### REQUEST
Which lines hold the word "壹心理倾听师原职业分布"? Copy each of them from the material.

=== INFORMATION PROVIDED ===

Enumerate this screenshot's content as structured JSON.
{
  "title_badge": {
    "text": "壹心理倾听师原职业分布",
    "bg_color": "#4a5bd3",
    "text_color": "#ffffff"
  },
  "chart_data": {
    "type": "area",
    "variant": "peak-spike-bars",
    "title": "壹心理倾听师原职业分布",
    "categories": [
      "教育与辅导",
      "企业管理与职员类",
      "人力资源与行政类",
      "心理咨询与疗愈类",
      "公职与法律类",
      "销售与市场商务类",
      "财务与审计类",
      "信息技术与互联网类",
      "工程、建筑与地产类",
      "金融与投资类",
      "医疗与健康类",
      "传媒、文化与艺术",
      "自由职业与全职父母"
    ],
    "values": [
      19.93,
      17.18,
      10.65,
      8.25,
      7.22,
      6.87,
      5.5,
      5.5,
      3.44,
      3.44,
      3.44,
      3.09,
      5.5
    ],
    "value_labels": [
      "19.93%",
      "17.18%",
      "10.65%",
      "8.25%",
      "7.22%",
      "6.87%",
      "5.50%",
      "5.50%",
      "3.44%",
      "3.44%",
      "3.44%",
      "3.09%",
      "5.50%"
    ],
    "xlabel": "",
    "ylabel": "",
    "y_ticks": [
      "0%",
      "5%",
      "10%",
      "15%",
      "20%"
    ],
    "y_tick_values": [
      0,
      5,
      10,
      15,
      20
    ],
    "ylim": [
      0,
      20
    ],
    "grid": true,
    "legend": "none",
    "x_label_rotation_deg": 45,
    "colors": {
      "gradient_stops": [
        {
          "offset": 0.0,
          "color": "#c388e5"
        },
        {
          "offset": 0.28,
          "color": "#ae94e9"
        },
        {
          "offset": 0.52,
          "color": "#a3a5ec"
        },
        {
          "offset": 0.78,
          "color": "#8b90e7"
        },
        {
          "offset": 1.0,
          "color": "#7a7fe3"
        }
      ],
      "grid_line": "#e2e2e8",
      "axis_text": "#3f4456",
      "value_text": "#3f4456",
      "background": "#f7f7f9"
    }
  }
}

===

### IN RESPONSE
    "text": "壹心理倾听师原职业分布",
    "title": "壹心理倾听师原职业分布",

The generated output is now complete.